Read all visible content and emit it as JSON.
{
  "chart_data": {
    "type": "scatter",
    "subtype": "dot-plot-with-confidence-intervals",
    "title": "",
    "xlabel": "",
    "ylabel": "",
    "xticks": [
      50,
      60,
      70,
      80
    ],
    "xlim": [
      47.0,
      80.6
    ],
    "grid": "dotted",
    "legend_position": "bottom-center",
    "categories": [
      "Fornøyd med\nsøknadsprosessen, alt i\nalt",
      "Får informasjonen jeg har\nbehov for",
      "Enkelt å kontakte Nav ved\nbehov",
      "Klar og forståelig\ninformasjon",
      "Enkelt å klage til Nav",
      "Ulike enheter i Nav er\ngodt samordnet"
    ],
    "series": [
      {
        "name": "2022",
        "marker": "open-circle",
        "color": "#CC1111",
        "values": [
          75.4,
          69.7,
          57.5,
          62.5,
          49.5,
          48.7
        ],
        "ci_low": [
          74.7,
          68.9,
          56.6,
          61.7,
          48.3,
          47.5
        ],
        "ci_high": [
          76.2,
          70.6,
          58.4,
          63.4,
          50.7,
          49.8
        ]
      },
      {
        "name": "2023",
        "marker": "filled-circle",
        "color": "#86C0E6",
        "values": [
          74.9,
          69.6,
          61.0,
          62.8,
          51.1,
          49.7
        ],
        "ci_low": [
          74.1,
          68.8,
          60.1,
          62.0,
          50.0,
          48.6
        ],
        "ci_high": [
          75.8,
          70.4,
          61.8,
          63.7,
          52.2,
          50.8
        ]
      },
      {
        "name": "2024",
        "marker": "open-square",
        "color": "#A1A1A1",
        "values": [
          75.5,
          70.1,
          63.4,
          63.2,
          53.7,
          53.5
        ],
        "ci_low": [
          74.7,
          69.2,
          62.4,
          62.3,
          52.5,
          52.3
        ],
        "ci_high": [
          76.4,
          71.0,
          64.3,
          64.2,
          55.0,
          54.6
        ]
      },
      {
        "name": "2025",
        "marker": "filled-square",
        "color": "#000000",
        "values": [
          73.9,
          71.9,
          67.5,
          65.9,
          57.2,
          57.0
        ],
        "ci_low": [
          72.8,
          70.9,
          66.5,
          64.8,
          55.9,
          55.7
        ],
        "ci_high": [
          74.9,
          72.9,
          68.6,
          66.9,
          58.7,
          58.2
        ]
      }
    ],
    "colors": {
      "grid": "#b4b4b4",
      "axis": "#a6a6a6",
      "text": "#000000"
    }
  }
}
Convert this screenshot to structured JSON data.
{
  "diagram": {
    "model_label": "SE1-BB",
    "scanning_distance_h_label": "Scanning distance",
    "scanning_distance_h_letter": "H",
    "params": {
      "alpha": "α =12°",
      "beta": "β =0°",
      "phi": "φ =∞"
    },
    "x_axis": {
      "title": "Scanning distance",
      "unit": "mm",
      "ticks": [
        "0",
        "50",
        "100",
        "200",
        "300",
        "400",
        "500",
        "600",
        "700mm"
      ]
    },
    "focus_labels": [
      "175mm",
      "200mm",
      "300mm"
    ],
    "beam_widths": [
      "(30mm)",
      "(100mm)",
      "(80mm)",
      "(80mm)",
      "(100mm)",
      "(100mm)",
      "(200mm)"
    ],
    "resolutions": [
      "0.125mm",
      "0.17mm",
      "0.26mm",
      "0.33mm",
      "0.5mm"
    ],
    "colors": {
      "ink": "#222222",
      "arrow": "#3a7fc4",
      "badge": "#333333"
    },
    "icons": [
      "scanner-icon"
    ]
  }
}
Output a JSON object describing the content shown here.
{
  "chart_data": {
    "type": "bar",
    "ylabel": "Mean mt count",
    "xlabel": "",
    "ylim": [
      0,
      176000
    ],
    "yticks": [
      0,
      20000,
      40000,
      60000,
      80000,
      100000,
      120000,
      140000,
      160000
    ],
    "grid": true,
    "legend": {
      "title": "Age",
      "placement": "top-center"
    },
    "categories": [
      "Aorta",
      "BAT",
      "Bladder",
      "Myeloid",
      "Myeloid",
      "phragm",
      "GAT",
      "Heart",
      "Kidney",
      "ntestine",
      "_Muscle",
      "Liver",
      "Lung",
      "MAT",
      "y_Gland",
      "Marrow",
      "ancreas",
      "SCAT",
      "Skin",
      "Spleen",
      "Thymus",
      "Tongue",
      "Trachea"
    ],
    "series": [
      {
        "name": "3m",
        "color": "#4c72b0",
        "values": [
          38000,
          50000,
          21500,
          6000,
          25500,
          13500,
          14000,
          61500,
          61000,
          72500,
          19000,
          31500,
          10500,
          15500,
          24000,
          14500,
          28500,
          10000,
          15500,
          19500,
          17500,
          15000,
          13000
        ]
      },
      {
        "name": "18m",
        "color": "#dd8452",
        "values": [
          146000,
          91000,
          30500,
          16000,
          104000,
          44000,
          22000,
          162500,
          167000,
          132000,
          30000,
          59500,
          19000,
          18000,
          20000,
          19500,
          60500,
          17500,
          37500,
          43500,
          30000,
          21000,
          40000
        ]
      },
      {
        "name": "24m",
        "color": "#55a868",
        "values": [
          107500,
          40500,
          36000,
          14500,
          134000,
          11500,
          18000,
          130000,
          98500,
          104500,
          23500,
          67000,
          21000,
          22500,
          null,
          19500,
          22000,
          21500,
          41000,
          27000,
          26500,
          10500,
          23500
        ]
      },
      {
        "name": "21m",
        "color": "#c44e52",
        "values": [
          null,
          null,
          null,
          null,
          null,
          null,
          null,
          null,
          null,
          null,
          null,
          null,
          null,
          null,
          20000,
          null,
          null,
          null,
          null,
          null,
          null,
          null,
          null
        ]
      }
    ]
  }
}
• • •
Your goal
Pull out each line of the listing that holds the string "filled".

Result of this exercise
        "marker": "filled-circle",
        "marker": "filled-square",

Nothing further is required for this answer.